- [ARTIKEL]:

☆ ☆ ☆ ☆ ☆ ☆ ☆

Von Stephan Moosbrugger
Yamaha Motor Europe (YME) gewährte SPEEDWEEK.com im norditalienischen Lesmo einen exklusiven Einblick in ihr Schaffen. Im ersten Teil unserer Serie stellen wir die MotoGP-Abteilung des japanischen Herstellers vor.

Im Leben eines Motorsport-Journalisten kommt es nicht jeden Tag vor, dass einem ein großer Motorrad-Hersteller einen exklusiven Blick hinter die Kulissen gewährt. Yamaha Motor Europe (YME) lud SPEEDWEEK.com nach Lesmo, nordöstlich von Mailand, ein und stellte uns die dort ansässigen Abteilungen vor – spannende Hintergrundinformationen inklusive.

Der Standort in Lesmo ist auf mehrere Gebäude aufgeteilt, von außen wirkt alles sehr unscheinbar. Früher hatte sich dort der italienische Yamaha-Importeur Belgarda niedergelassen. Als wir auf den Parkplatz fuhren, hörten wir die Motoren heulen – die legendäre Rennstrecke von Monza ist gerade einmal ein Steinwurf weit entfernt.

Die europäische Yamaha-Zentrale ist für das japanische Unternehmen von hoher strategischer Bedeutung. Die Werksteams der MotoGP- und Superbike-WM, GYTR, ein Teil der Forschung und Entwicklung und auch eine Musikinstrumente-Abteilung sind dort untergebracht. Es ist der einzige Standort, an dem mit Yamaha Motor und Yamaha Music die zwei Welten der Yamaha Corporation zusammentreffen.

Andrea Dosoli, Direktor für Marketing und Motorsport nahm uns in Empfang und führte uns zum ersten Gebäude – der MotoGP-Abteilung. Am Eingang erwarteten uns zwei ausgestellte MotoGP-Bikes der beiden Werksfahrer Fabio Quartararo und Alex Rins. Nach einem kurzen Stopp gingen wir an den blauen M1-Rennern vorbei und plötzlich wurde alles gelb. Wir betraten einen heiligen Ort, wo jeder MotoGP-Fan sofort Schnappatmung bekommen würde. In einem großen Ausstellungsraum sind alle Weltmeistermotorräder von Valentino Rossi aneinandergereiht. Dahinter sind die Rekorde des neunfachen Weltmeisters prominent aufbereitet. Viermal holte Rossi mit Yamaha den Titel – 2004, 2005, 2008 und 2009.

Aber auch die Bikes von Jorge Lorenzo haben einen Ehrenplatz bekommen – der Spanier gewann für den japanischen Hersteller dreimal den Titel. Mittendrin befindet sich die Maschine des letzten Yamaha-Weltmeisters – Fabio Quartararo holte 2021 die MotoGP-Krone.

☆ ☆ ☆ ☆ ☆ ☆ ☆

- [DATENAUSZUG]:
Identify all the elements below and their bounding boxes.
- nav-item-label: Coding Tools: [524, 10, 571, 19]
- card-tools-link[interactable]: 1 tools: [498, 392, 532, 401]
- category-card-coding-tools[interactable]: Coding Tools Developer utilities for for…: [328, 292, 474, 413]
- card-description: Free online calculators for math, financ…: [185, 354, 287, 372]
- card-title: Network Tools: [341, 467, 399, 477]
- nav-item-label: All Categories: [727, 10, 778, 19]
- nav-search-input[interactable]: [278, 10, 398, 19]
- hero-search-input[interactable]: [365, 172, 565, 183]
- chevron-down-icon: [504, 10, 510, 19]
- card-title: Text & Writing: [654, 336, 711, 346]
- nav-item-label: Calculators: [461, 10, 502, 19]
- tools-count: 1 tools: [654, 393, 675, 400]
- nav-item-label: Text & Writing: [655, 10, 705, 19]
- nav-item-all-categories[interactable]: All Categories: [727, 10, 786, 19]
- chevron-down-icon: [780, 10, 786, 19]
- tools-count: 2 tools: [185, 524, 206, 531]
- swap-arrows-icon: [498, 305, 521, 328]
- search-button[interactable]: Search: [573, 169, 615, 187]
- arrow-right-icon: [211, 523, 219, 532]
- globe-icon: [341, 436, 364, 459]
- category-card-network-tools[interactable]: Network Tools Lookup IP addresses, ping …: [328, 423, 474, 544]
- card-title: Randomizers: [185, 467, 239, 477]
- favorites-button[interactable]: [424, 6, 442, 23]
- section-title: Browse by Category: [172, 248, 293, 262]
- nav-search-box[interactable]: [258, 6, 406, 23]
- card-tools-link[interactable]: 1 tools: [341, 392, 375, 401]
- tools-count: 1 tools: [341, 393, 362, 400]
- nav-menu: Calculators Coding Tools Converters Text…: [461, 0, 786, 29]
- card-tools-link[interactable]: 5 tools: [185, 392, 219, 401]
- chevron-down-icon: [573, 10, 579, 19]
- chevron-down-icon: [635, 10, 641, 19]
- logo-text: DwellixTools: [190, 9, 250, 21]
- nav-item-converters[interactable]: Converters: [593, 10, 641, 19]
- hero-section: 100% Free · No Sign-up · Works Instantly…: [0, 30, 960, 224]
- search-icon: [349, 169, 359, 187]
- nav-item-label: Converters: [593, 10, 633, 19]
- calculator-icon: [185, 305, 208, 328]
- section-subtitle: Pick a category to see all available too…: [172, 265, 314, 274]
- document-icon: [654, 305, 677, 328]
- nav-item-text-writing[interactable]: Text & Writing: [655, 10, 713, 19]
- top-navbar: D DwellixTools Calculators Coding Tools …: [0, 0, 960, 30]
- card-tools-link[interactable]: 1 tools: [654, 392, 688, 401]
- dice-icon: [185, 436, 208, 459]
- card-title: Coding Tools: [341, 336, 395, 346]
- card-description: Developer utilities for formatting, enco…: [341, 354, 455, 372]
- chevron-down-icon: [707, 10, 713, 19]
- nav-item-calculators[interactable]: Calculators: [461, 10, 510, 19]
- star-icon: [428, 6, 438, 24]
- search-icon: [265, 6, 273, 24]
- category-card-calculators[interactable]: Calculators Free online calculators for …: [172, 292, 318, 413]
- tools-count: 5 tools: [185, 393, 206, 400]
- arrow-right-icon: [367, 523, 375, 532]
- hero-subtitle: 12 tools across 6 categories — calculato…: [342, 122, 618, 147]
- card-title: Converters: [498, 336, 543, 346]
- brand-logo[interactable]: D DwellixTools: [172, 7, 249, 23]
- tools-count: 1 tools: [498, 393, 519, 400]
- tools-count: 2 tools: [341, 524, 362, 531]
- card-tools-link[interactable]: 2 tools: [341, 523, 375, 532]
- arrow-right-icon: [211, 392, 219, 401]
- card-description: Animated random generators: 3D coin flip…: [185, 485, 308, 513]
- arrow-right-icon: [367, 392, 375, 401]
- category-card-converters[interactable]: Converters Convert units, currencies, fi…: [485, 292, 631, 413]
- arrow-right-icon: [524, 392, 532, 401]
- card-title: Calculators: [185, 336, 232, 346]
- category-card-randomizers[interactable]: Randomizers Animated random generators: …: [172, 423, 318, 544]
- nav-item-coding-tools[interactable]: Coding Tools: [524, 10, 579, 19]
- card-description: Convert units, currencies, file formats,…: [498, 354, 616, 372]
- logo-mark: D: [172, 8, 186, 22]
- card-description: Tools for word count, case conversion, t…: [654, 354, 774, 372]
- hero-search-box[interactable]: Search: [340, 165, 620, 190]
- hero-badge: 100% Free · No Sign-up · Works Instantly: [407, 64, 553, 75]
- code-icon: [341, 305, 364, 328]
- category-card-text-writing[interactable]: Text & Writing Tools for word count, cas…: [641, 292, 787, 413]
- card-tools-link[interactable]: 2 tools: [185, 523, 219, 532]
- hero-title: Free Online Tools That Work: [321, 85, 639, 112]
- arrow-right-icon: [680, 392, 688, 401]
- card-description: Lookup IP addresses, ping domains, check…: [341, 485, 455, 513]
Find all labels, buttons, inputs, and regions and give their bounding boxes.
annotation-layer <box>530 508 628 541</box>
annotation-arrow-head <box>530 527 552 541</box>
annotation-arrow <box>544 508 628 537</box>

☆ ☆ ☆ ☆ ☆ ☆ ☆

- [DEINE AUFGABEN]:
• A. Übersetze diesen Satz aus dem Artikel über Yamaha in Lesmo ins Englische: „Früher hatte sich dort der italienische Yamaha-Importeur Belgarda niedergelassen.“
• B. Gib aus dem Artikel über Yamaha in Lesmo den Abschnitt wortgetreu aus, beginnend bei „Im Leben eines“ und weiter bis einschließlich „Steinwurf weit entfernt.“.
Die Einträge sind eigenständiges Material und gehören nicht zum Artikel.

- [ERWARTETE ANTWORTEN]:
• A. The Italian Yamaha importer Belgarda was formerly based there.

• B.
Im Leben eines Motorsport-Journalisten kommt es nicht jeden Tag vor, dass einem ein großer Motorrad-Hersteller einen exklusiven Blick hinter die Kulissen gewährt. Yamaha Motor Europe (YME) lud SPEEDWEEK.com nach Lesmo, nordöstlich von Mailand, ein und stellte uns die dort ansässigen Abteilungen vor – spannende Hintergrundinformationen inklusive.

Der Standort in Lesmo ist auf mehrere Gebäude aufgeteilt, von außen wirkt alles sehr unscheinbar. Früher hatte sich dort der italienische Yamaha-Importeur Belgarda niedergelassen. Als wir auf den Parkplatz fuhren, hörten wir die Motoren heulen – die legendäre Rennstrecke von Monza ist gerade einmal ein Steinwurf weit entfernt.